Воспоминания о Н.В. Гоголе (с 1848 по 1852 год)
20 марта (1 апреля) – день рождения Н.В. Гоголя
Н.В. Берг
Журнал «Русская старина», 1872, январь
В первый раз встретился я с Гоголем у С.П. Шевырёва в конце 1848 года. Было несколько человек гостей, принадлежавших к московскому кружку литераторов, которых называли славянофилами. Сколько могу припомнить, все они были приглашены на обед для Гоголя, только что воротившегося из Италии и находившегося тогда в апогее своего величия и славы.
Шум имени Гоголя, эффект его приездов в Москву (по крайней мере, в известных кружках), желание многих взглянуть на него хоть в щёлку – всё это производило на меня в ту пору весьма сильное впечатление. Признаюсь: подходя к двери, за которою я должен был увидать Гоголя, я почувствовал не меньше волнения, с каким одиннадцать лет спустя подходил в первый раз к двери марсальского героя. (Марсальским героем называли вождя итальянского национально-освободительного движения Джузеппе Гарибальди. – Ред.)
Гостиная была уже полна. Одни сидели, другие стояли, говоря между собою. Ходил только один небольшого роста человек, в чёрном сюртуке и брюках, похожих на шаровары, остриженный в скобку, с небольшими усиками, с быстрыми и проницательными глазами тёмного цвета, несколько бледный. Он ходил из угла в угол (руки в карманы) и тоже говорил. Походка его была оригинальная, мелкая, неверная, как будто одна нога старалась заскочить постоянно вперёд, отчего один шаг выходил как бы шире другого. Во всей фигуре было что-то несвободное, сжатое, скомканное в кулак. Никакого размаху, ничего открытого нигде, ни в одном движении, ни в одном взгляде. Напротив, взгляды, бросаемые им то туда, то сюда, были почти что взглядами исподлобья, наискось, мельком, как бы лукаво, не прямо другому в глаза, стоя перед ним лицом к лицу.
Для знакомого немного с физиономиями хохлов – хохол был тут виден сразу. Я сейчас сообразил, что это Гоголь, больше так, чем по какому-либо портрету. Замечу здесь, что ни один из существующих портретов Гоголя не передаёт его как надо. Лучший – это литография Горбунова с портрета Иванова, в халате. Она случайно вышла лучше оригинала; что до сходства: лучше передала эту хитрую, чумацкую улыбку – неулыбку, этот смех мудрёного хохла как бы над целым миром…
Хозяин представил меня. Гоголь спросил: «Долго ли вы в Москве?» И когда узнал, что я живу в ней постоянно, заметил: «Ну, стало быть, наговоримся, натолкуемся ещё!» Это была обыкновенная его фраза при встречах со многими, фраза, ровно ничего не значившая, которую он тут же и забывал. В обед, за который мы все скоро сели, Гоголь говорил немного, вещи самые обыденные.

───

__Задание 1__: Обновите фрагмент воспоминаний о Гоголе: начните с места со словами «Шум имени Гоголя, эффект» и остановитесь после «Гарибальди. – Ред.)». При этом замените «волнения» на «трепета».
__Задание 2__: Продолжите воспоминания о Гоголе, начав сразу после последнего приведённого предложения.

__Выдержка из данных__:
───

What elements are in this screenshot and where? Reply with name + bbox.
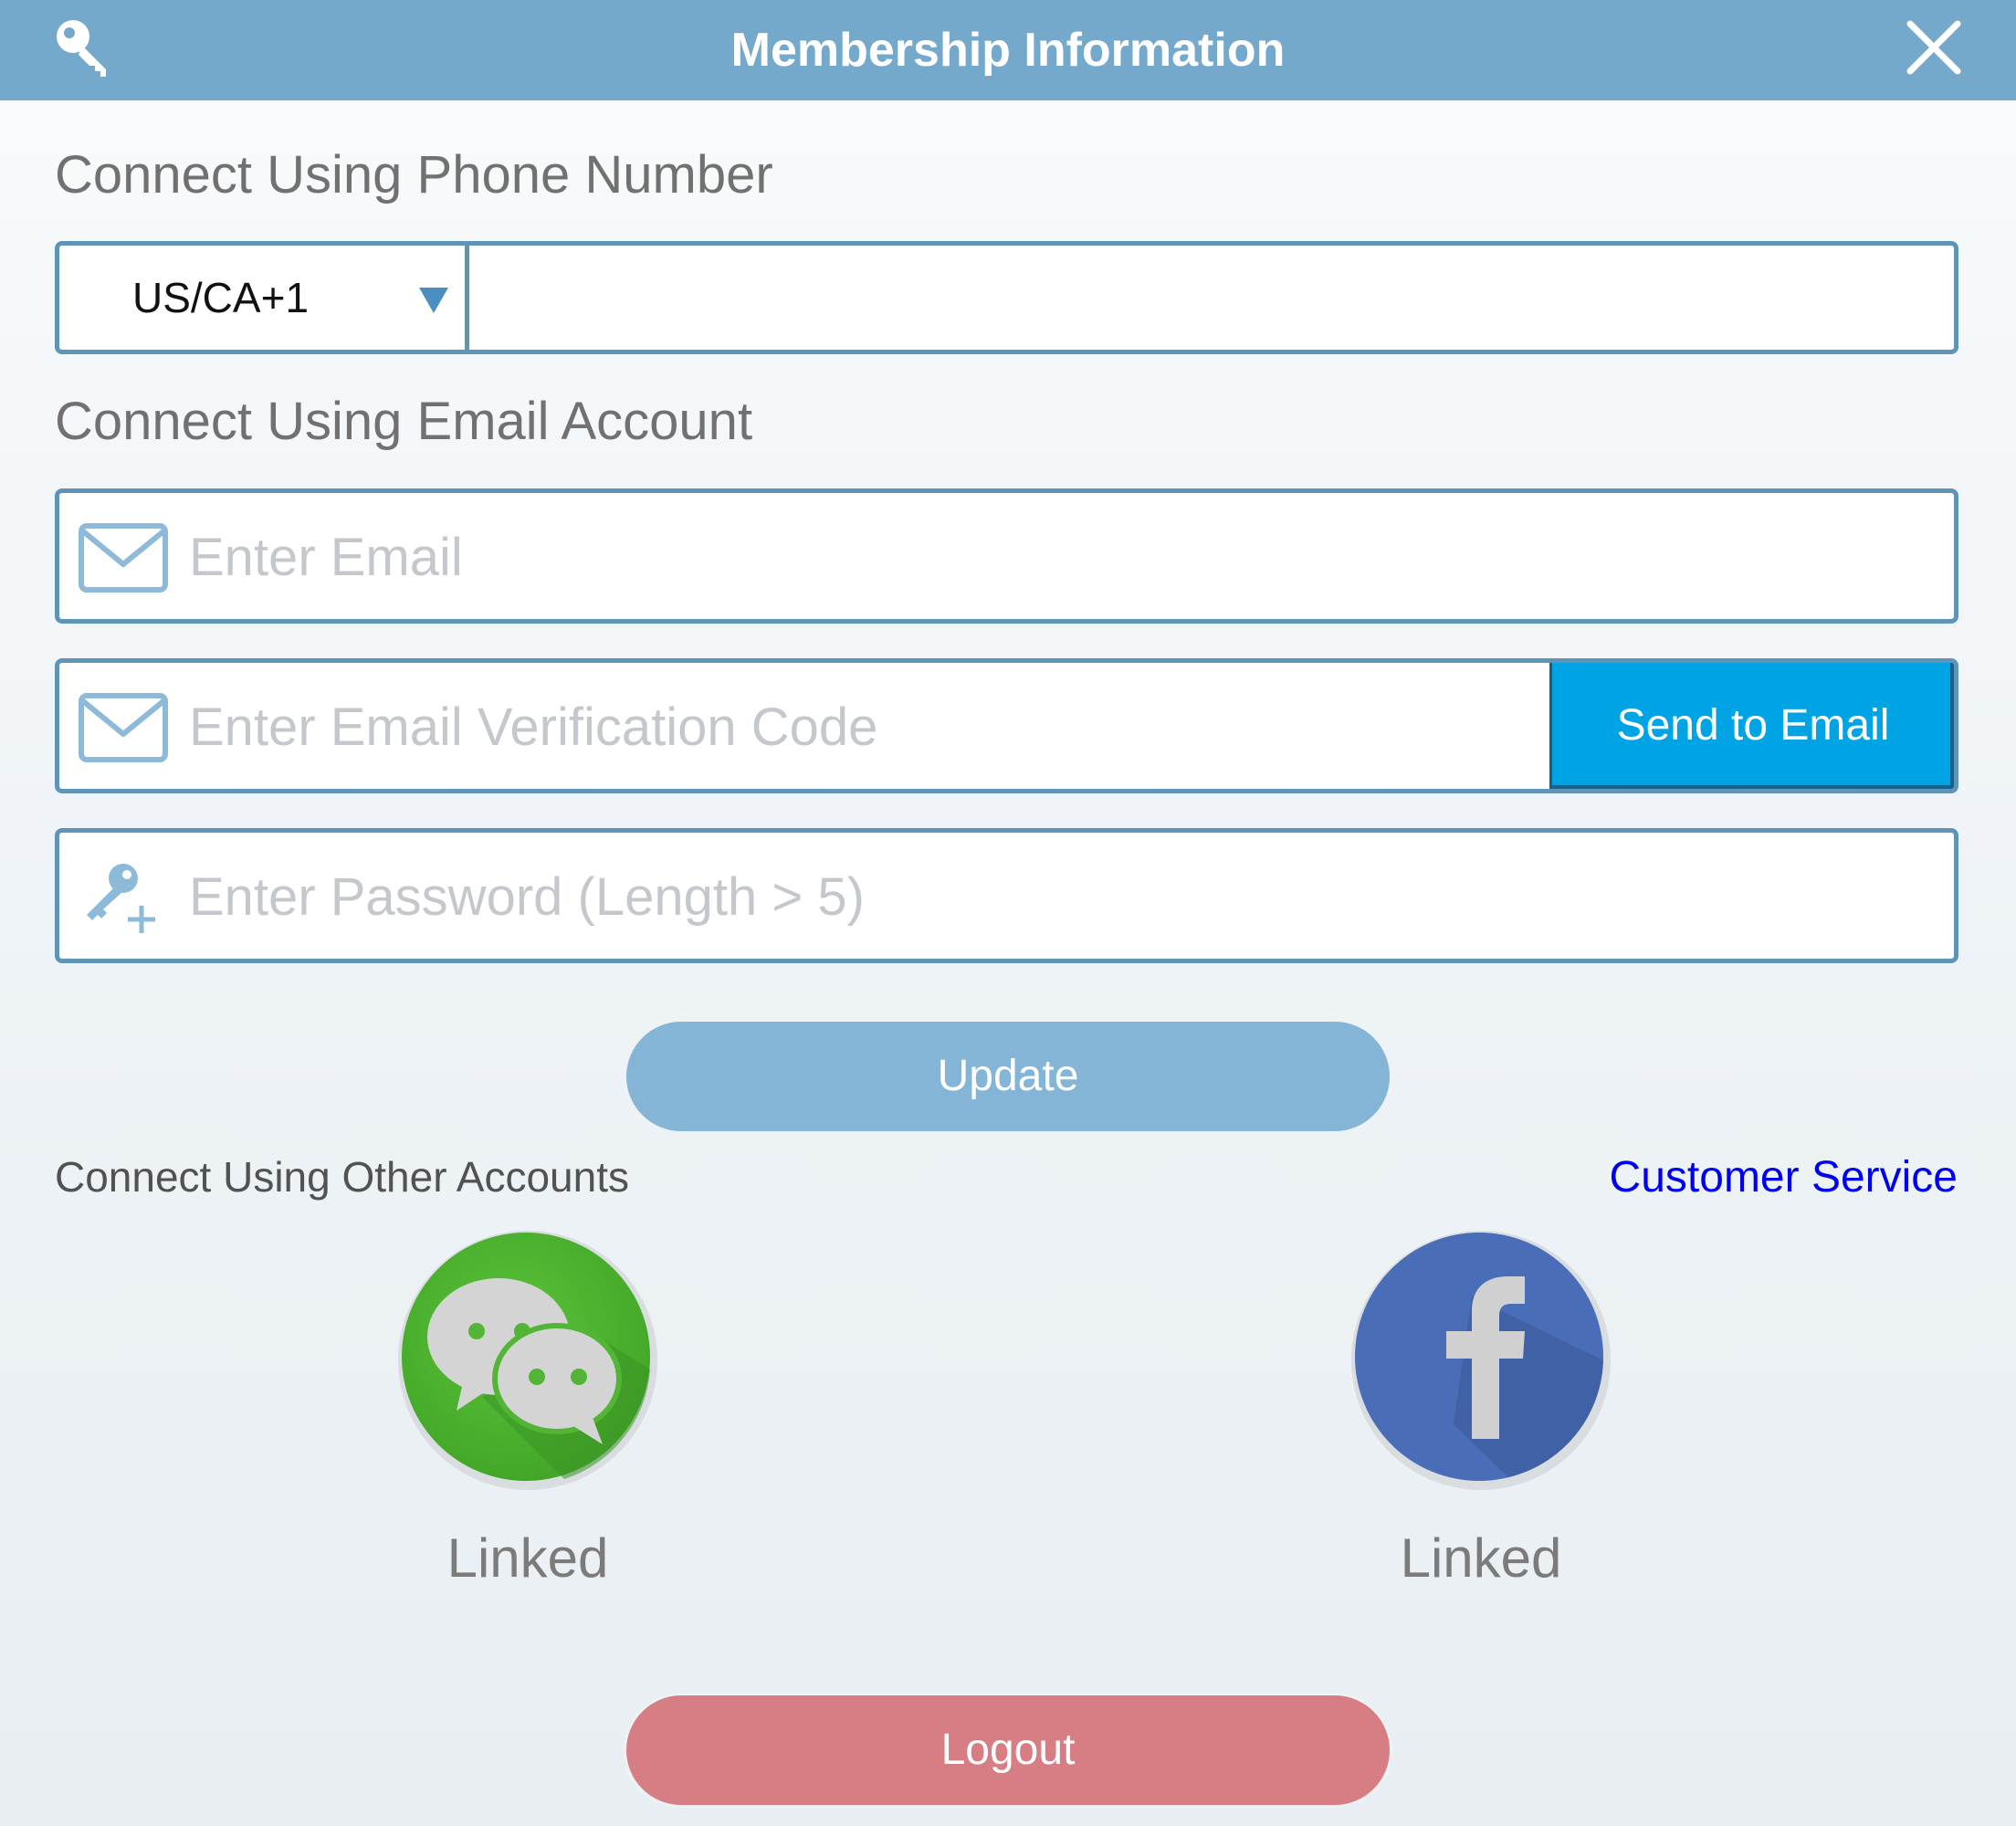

───

__Ответ 1__:
Шум имени Гоголя, эффект его приездов в Москву (по крайней мере, в известных кружках), желание многих взглянуть на него хоть в щёлку – всё это производило на меня в ту пору весьма сильное впечатление. Признаюсь: подходя к двери, за которою я должен был увидать Гоголя, я почувствовал не меньше трепета, с каким одиннадцать лет спустя подходил в первый раз к двери марсальского героя. (Марсальским героем называли вождя итальянского национально-освободительного движения Джузеппе Гарибальди. – Ред.)

__Ответ 2__:
Затем я стал видать его у разных знакомых славянофильского кружка. Он держал себя большею частью в стороне от всех. Если он сидел и к нему подсаживались с умыслом «потолковать, узнать: не пишет ли он чего-нибудь нового?» – он начинал дремать, или глядеть в другую комнату, или просто-запросто вставал и уходил.
Ходил он вечно в одном и том же чёрном сюртуке и шароварах. Белья не было видно. Во фраке, я думаю, видали Гоголя не многие. На голове, сколько могу припомнить, носил он большею частью шляпу, летом – серую, с большими полями.
Однажды, кажется, в том же 1848 году, зимой, был у Погодина вечер, на котором Щепкин читал что-то из Гоголя. Гоголь был тут же. Просидев совершенным истуканом в углу, рядом с читавшим, час или полтора, со взглядом, устремлённым в неопределённое пространство, он встал и скрылся…
В следующем 1850 году я видал Гоголя чаще всего у Шевырёва. Говорили, что он пишет второй том «Мёртвых душ», но никому не читает или уж крайне избранным. Вообще, в это время, в этот последний период жизни Гоголя в России, очень редко можно было услышать его чтение. Как он был избалован тогда относительно этого и как раздражителен, достаточно покажет следующий случай. Одно весьма близкое к Гоголю семейство, старые многолетние друзья, упросили его прочесть что-то из второго тома. Приняты были все известные меры, чтобы не произошло какой помехи. Отпит заранее чай, удалена прислуга, которой приказано более без зова не входить; забыли только упредить няньку, чтобы она не являлась в обычный час с детьми прощаться. Едва Гоголь уселся и водворилась вожделенная тишина, дверь скрипнула, и нянька с вереницею ребят, не примечая никаких знаков и маханий, пошла от отца к матери, от матери к дядюшке, от дядюшки к тётушке… Гоголь смотрел-смотрел на эту патриархальную процедуру вечернего прощания детей с родителями, сложил тетрадь, взял шляпу и уехал. Так рассказывали.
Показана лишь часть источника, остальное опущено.